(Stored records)
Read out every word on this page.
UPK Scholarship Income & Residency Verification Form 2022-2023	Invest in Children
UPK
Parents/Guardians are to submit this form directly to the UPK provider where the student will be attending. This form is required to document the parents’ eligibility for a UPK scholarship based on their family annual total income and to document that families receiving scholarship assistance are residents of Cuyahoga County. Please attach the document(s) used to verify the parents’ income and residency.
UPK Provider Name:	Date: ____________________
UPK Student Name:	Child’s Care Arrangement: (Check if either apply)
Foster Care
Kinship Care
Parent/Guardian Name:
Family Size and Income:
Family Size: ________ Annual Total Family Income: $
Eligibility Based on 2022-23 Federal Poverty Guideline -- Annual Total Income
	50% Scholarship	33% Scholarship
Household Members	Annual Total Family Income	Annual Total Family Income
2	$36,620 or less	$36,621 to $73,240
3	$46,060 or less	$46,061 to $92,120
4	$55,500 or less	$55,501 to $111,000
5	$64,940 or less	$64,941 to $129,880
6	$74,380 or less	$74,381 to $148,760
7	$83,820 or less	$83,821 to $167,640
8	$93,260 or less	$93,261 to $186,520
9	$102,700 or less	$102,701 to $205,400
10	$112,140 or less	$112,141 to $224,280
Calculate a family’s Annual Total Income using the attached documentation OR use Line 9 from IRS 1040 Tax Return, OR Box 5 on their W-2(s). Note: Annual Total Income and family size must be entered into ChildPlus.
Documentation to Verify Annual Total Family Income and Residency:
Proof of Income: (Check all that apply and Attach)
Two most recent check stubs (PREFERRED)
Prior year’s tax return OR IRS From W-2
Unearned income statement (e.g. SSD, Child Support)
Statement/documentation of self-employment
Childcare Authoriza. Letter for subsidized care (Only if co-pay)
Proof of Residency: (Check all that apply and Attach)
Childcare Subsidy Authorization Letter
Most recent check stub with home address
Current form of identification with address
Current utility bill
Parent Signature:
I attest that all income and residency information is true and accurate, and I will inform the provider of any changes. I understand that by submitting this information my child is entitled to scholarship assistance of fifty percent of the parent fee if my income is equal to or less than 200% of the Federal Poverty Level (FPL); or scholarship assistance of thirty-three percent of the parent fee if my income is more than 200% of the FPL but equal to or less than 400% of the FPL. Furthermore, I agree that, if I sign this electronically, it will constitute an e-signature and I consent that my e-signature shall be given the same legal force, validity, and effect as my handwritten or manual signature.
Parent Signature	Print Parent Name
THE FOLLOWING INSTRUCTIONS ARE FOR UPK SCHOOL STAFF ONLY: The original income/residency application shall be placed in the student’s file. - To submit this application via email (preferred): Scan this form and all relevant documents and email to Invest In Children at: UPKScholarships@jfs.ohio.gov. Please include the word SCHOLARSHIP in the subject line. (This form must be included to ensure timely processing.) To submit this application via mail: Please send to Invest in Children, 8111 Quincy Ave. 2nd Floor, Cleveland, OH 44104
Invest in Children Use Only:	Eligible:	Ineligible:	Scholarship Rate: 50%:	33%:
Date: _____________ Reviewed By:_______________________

Set task ▸ Retype all of the material, keeping each line exact.

Expected answer ▸
Read out every word on this page.
UPK Scholarship Income & Residency Verification Form 2022-2023	Invest in Children
UPK
Parents/Guardians are to submit this form directly to the UPK provider where the student will be attending. This form is required to document the parents’ eligibility for a UPK scholarship based on their family annual total income and to document that families receiving scholarship assistance are residents of Cuyahoga County. Please attach the document(s) used to verify the parents’ income and residency.
UPK Provider Name:	Date: ____________________
UPK Student Name:	Child’s Care Arrangement: (Check if either apply)
Foster Care
Kinship Care
Parent/Guardian Name:
Family Size and Income:
Family Size: ________ Annual Total Family Income: $
Eligibility Based on 2022-23 Federal Poverty Guideline -- Annual Total Income
	50% Scholarship	33% Scholarship
Household Members	Annual Total Family Income	Annual Total Family Income
2	$36,620 or less	$36,621 to $73,240
3	$46,060 or less	$46,061 to $92,120
4	$55,500 or less	$55,501 to $111,000
5	$64,940 or less	$64,941 to $129,880
6	$74,380 or less	$74,381 to $148,760
7	$83,820 or less	$83,821 to $167,640
8	$93,260 or less	$93,261 to $186,520
9	$102,700 or less	$102,701 to $205,400
10	$112,140 or less	$112,141 to $224,280
Calculate a family’s Annual Total Income using the attached documentation OR use Line 9 from IRS 1040 Tax Return, OR Box 5 on their W-2(s). Note: Annual Total Income and family size must be entered into ChildPlus.
Documentation to Verify Annual Total Family Income and Residency:
Proof of Income: (Check all that apply and Attach)
Two most recent check stubs (PREFERRED)
Prior year’s tax return OR IRS From W-2
Unearned income statement (e.g. SSD, Child Support)
Statement/documentation of self-employment
Childcare Authoriza. Letter for subsidized care (Only if co-pay)
Proof of Residency: (Check all that apply and Attach)
Childcare Subsidy Authorization Letter
Most recent check stub with home address
Current form of identification with address
Current utility bill
Parent Signature:
I attest that all income and residency information is true and accurate, and I will inform the provider of any changes. I understand that by submitting this information my child is entitled to scholarship assistance of fifty percent of the parent fee if my income is equal to or less than 200% of the Federal Poverty Level (FPL); or scholarship assistance of thirty-three percent of the parent fee if my income is more than 200% of the FPL but equal to or less than 400% of the FPL. Furthermore, I agree that, if I sign this electronically, it will constitute an e-signature and I consent that my e-signature shall be given the same legal force, validity, and effect as my handwritten or manual signature.
Parent Signature	Print Parent Name
THE FOLLOWING INSTRUCTIONS ARE FOR UPK SCHOOL STAFF ONLY: The original income/residency application shall be placed in the student’s file. - To submit this application via email (preferred): Scan this form and all relevant documents and email to Invest In Children at: UPKScholarships@jfs.ohio.gov. Please include the word SCHOLARSHIP in the subject line. (This form must be included to ensure timely processing.) To submit this application via mail: Please send to Invest in Children, 8111 Quincy Ave. 2nd Floor, Cleveland, OH 44104
Invest in Children Use Only:	Eligible:	Ineligible:	Scholarship Rate: 50%:	33%:
Date: _____________ Reviewed By:_______________________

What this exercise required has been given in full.